**WHAT IS ASKED**: Find the lines with "baut" in them and copy them out.

** START OF RECORDS FOR THIS TASK **

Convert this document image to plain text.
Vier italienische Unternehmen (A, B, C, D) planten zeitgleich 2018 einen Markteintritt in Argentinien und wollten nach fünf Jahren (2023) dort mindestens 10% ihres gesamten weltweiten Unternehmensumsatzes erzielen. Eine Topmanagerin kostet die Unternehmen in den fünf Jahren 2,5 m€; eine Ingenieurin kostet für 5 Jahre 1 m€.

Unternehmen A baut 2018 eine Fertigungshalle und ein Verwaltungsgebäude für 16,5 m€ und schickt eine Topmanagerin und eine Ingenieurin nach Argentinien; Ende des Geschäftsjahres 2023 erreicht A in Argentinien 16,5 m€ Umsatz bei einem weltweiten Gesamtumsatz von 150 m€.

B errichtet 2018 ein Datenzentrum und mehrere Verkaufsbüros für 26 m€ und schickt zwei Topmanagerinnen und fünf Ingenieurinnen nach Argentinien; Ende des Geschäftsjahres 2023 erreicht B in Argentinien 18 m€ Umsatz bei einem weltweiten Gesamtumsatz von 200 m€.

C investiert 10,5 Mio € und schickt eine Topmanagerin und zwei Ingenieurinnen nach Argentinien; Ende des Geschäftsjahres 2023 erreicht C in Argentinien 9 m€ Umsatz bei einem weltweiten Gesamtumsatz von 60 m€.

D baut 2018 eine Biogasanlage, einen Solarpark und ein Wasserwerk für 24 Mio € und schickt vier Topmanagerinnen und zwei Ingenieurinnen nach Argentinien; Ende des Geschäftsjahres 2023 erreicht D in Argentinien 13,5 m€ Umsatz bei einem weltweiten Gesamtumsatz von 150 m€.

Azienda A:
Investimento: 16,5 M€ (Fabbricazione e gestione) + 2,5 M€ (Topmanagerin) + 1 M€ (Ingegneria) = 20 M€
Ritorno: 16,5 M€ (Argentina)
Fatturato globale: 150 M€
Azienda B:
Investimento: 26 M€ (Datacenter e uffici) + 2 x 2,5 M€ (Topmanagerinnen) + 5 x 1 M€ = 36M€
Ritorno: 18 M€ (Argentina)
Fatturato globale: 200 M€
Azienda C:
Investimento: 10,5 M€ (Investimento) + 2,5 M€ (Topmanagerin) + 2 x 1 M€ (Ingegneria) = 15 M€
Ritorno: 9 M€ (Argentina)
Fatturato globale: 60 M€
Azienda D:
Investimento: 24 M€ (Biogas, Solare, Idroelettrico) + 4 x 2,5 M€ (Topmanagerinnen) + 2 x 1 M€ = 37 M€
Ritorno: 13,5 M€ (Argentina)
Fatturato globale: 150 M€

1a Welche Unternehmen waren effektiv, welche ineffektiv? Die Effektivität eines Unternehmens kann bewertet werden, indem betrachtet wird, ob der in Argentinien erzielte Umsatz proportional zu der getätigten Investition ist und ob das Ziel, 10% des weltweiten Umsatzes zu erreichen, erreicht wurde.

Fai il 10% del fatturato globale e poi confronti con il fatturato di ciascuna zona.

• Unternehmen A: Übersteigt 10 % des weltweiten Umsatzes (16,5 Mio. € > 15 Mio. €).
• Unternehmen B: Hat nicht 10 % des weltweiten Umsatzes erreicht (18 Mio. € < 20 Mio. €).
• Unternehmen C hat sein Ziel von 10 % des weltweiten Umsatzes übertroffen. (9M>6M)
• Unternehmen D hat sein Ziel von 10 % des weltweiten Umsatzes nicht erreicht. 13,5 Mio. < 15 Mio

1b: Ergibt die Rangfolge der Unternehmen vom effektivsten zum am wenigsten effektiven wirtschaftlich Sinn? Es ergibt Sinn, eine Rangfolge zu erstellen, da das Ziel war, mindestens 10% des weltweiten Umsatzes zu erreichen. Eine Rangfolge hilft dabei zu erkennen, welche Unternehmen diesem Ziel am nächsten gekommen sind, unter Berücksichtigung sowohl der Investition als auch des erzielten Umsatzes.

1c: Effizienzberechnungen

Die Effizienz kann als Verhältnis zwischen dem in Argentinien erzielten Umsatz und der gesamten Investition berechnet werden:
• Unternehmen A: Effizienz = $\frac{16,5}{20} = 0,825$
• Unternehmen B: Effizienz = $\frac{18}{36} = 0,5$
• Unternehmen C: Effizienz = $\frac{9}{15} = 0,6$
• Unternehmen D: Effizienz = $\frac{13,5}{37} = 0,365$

** END OF RECORDS FOR THIS TASK **
** START OF RECORDS FOR THIS TASK **

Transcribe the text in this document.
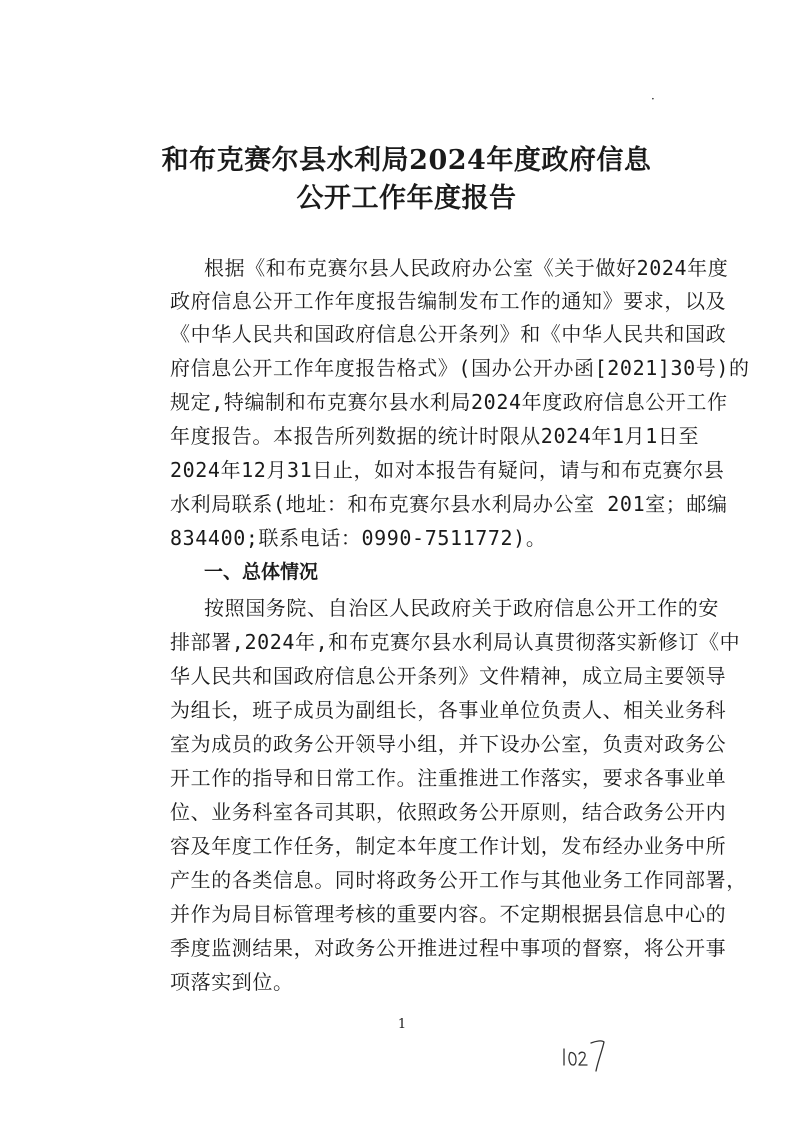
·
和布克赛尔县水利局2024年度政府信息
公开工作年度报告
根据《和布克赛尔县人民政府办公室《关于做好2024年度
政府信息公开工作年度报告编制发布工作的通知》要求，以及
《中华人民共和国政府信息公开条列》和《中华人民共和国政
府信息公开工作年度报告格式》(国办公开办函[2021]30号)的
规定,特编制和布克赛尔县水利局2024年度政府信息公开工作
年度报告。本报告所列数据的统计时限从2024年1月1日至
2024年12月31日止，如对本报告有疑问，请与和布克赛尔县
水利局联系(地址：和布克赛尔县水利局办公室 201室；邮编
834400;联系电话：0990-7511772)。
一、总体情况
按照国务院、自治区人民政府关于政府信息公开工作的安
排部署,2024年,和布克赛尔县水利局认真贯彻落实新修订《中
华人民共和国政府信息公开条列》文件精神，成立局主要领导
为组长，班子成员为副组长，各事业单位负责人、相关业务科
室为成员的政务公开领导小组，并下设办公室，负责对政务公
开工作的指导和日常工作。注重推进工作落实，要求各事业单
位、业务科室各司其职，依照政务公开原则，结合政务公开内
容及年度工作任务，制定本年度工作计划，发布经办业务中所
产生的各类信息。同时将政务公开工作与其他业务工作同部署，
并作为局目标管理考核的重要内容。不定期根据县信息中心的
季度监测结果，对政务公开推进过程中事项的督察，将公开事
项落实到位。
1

** END OF RECORDS FOR THIS TASK **
** START OF RECORDS FOR THIS TASK **

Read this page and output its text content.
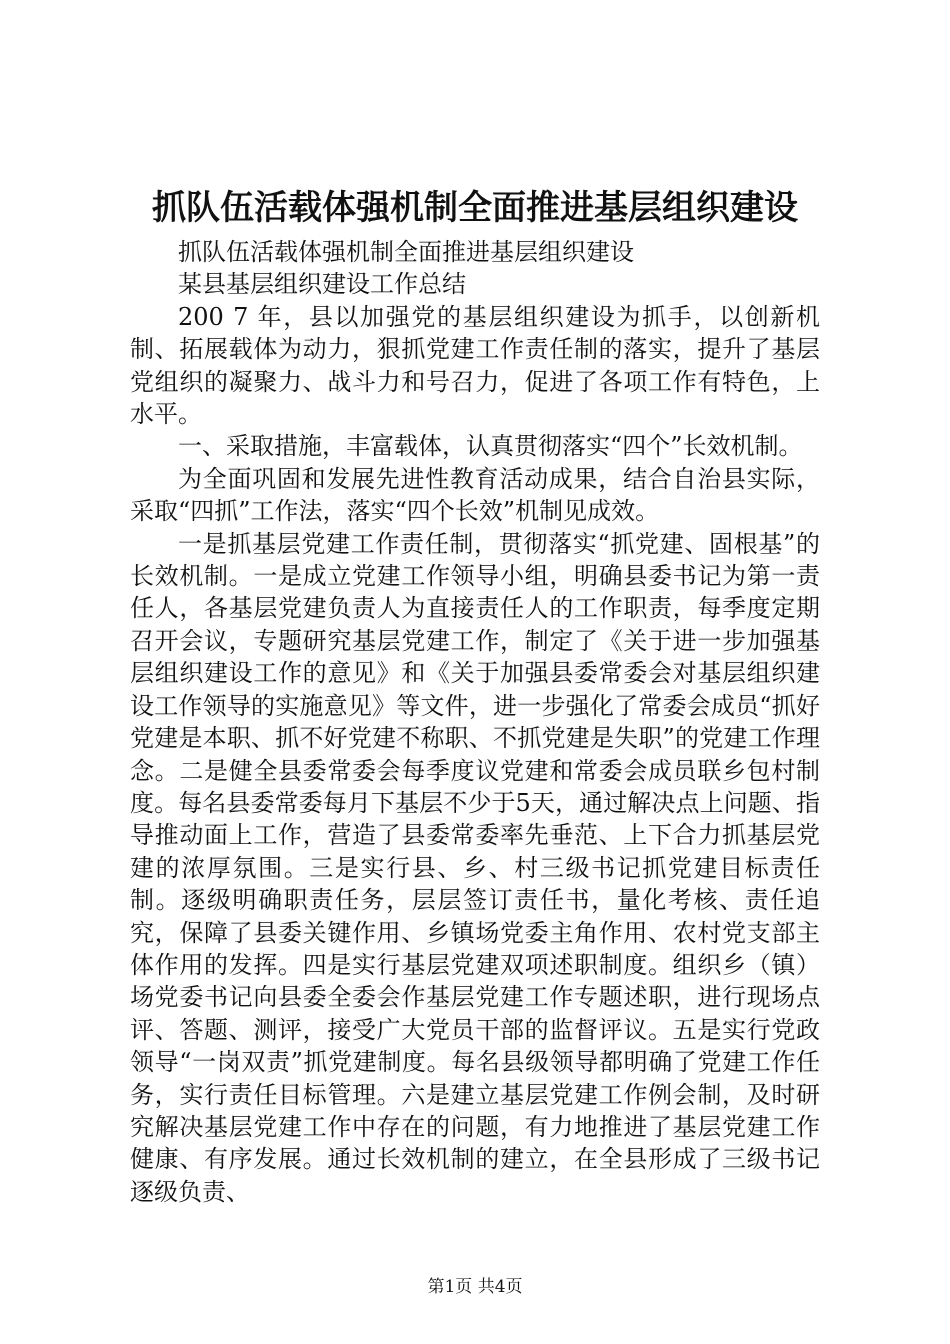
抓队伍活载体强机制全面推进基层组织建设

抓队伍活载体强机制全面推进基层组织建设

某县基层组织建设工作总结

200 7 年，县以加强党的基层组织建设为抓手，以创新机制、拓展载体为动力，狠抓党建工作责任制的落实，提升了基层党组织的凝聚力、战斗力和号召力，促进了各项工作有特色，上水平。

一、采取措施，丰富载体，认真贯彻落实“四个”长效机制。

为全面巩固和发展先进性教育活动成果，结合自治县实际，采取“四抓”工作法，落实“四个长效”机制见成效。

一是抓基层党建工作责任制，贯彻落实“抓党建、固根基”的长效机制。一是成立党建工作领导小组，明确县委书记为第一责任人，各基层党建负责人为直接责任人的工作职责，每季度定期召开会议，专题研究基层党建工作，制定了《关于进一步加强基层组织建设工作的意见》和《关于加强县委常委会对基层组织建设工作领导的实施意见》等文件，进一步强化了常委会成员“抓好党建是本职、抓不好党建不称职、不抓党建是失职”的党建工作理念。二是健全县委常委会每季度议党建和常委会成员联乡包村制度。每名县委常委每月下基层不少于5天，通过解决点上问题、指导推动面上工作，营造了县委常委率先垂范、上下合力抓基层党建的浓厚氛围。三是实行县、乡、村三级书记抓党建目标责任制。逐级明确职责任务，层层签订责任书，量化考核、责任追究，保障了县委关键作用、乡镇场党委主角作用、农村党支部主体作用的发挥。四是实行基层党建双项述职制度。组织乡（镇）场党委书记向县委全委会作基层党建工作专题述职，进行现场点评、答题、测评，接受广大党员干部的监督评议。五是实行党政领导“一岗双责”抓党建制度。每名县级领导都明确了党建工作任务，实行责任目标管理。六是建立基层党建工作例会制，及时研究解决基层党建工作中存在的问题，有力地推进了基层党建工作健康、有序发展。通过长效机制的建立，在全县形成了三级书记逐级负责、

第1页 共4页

** END OF RECORDS FOR THIS TASK **

**EXERCISE RESULT**:
Unternehmen A baut 2018 eine Fertigungshalle und ein Verwaltungsgebäude für 16,5 m€ und schickt eine Topmanagerin und eine Ingenieurin nach Argentinien; Ende des Geschäftsjahres 2023 erreicht A in Argentinien 16,5 m€ Umsatz bei einem weltweiten Gesamtumsatz von 150 m€.
D baut 2018 eine Biogasanlage, einen Solarpark und ein Wasserwerk für 24 Mio € und schickt vier Topmanagerinnen und zwei Ingenieurinnen nach Argentinien; Ende des Geschäftsjahres 2023 erreicht D in Argentinien 13,5 m€ Umsatz bei einem weltweiten Gesamtumsatz von 150 m€.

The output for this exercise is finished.